Exercice écrit 1:
D'après le texte extrait, sur quel modèle prévoit-on de créer le tribunal supranational ?
Exercice écrit 2:
Les affirmations suivantes sont-elles conformes au texte extrait ? Répondez par oui ou par non et citez les mots du texte qui tranchent.
(a) Seuls les investisseurs pourront saisir le tribunal.
(b) La « foire aux questions » de la Commission européenne a été mise en ligne au début de 2013.
(c) Selon la « foire aux questions », les mesures de protection des investisseurs obligeront les gouvernements à abroger des lois.

Texte extrait:
++++++++++

Avec ce troisième article, nous abordons l’un des points les plus controversés de l’accord transatlantique : le système d’arbitrage.

L’idée est de permettre à tout investisseur canadien ou américain de demander des dommages et intérêts à un pays européen dans lequel il aurait investi, si, par exemple ce pays adopte une loi à caractère sociétal ou environnemental, qui pourrait réduire son bénéfice potentiel. Il est prévu de créer un tribunal supra national sur le modèle de l’arbitrage Tapie. Seuls les investisseurs auront le droit de saisir ce Tribunal. Aucune obligation ne leur sera demandée en contrepartie, même pas d’être à jour de leurs impôts… L’ ’impartialité et la transparence de ce Tribunal ne sont même pas garantis !

Ce système pose de nombreux problèmes, auxquels on aimerait que la Commission, ainsi que les gouvernements, les avocats d’affaires et les parlementaires qui y sont favorables apportent des réponses. Nous n’évoquons ici que sept questions.

Un outil de premier ordre selon la Commission Européenne

Pour porter un jugement sur ce système d’arbitrage, la toute première chose à faire est de se rendre sur la "foire aux questions" de la Commission européenne, mise en ligne fin 2013, et de lire la réponse à la question : Pourquoi l’Union a-t-elle inclus le règlement des différends entre investisseurs et États dans le partenariat transatlantique? On y lit : "La Commission européenne, les États membres et le Parlement européen ont la conviction que le mécanisme de règlement des différends entre investisseurs et États constitue un outil de premier ordre pour protéger les investisseurs de l’Union à l’étranger". Outre qu’il s’agit d’une affirmation gratuite et dogmatique, car elle n’est accompagnée d’aucune démonstration rationnelle, on voudrait comprendre pourquoi le Commissaire De Guth a cru bon d’écrire le 4 avril 2014, dans le bulletin du Commerce Extérieur de l’UE : "Je partage totalement les nombreuses critiques selon lesquelles les procédures de règlement des différends entre investisseurs et États n'ont débouché jusqu'à présent que sur des exemples très inquiétants de litiges contre les États"…

Un système déséquilibré

Poursuivons notre lecture de ce chapitre de la "foire aux questions". On y lit : "Les mesures pour protéger les investisseurs n’empêcheront pas les gouvernements d’adopter des lois et ne les contraindront pas à en abroger". Parfait, mais… lisons la suite. "Elles peuvent tout au plus entraîner le paiement d’indemnisations". Oups ! Une phrase de neuf mots pour annoncer l’existence d’un système dont le coût se chiffrera probablement par centaines de millions d’euros chaque année.

++++++++++

Données enregistrées:
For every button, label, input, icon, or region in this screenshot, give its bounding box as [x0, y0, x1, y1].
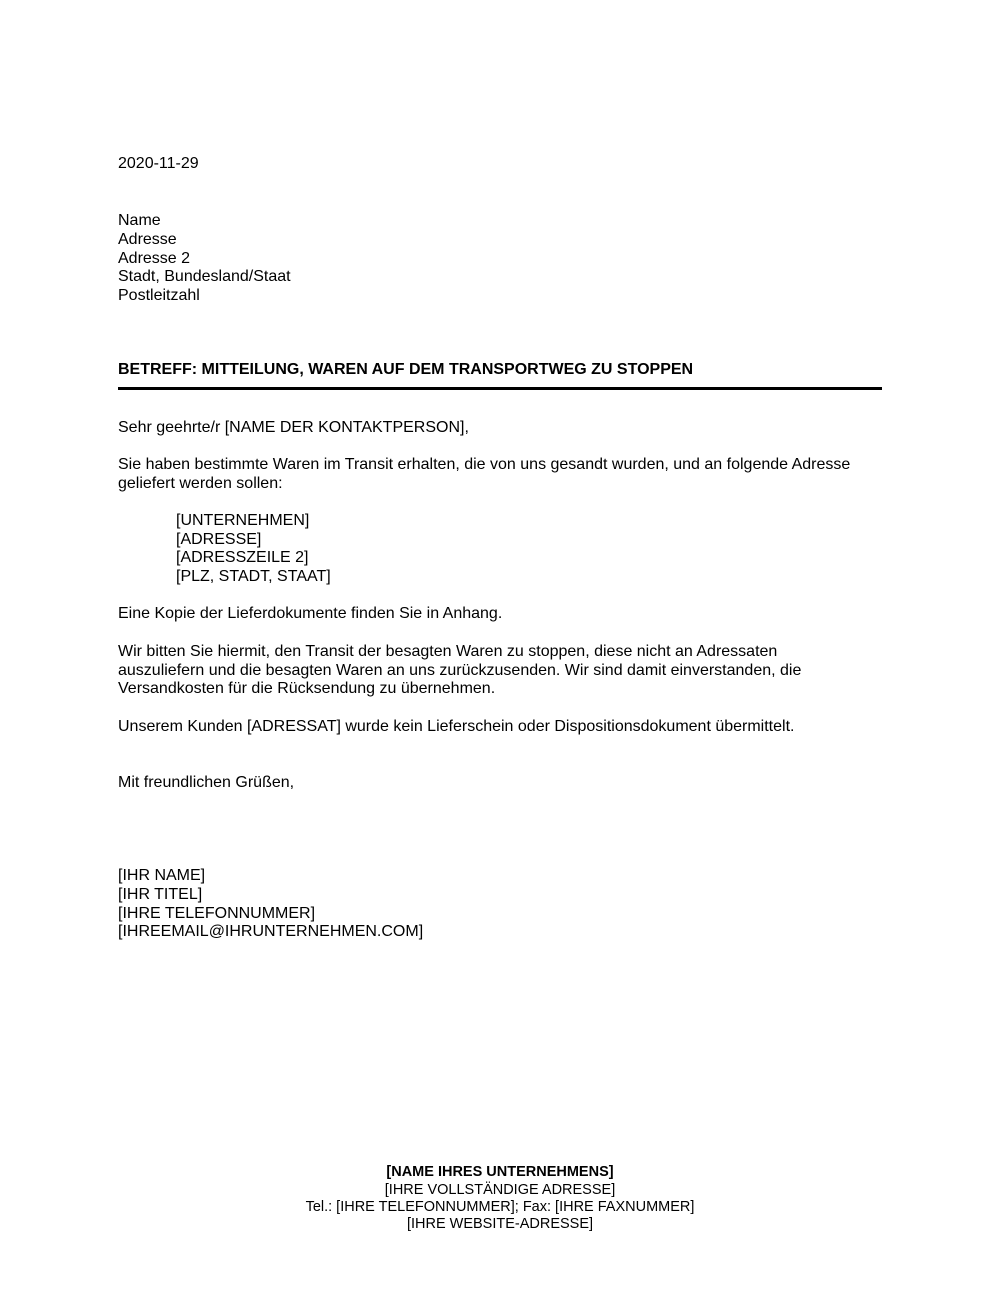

++++++++++

Corrigé 1:
Sur le modèle de l’arbitrage Tapie.

Corrigé 2:
(a) Oui : « Seuls les investisseurs auront le droit de saisir ce Tribunal. »
(b) Non : « mise en ligne fin 2013 ».
(c) Non : « ne les contraindront pas à en abroger ».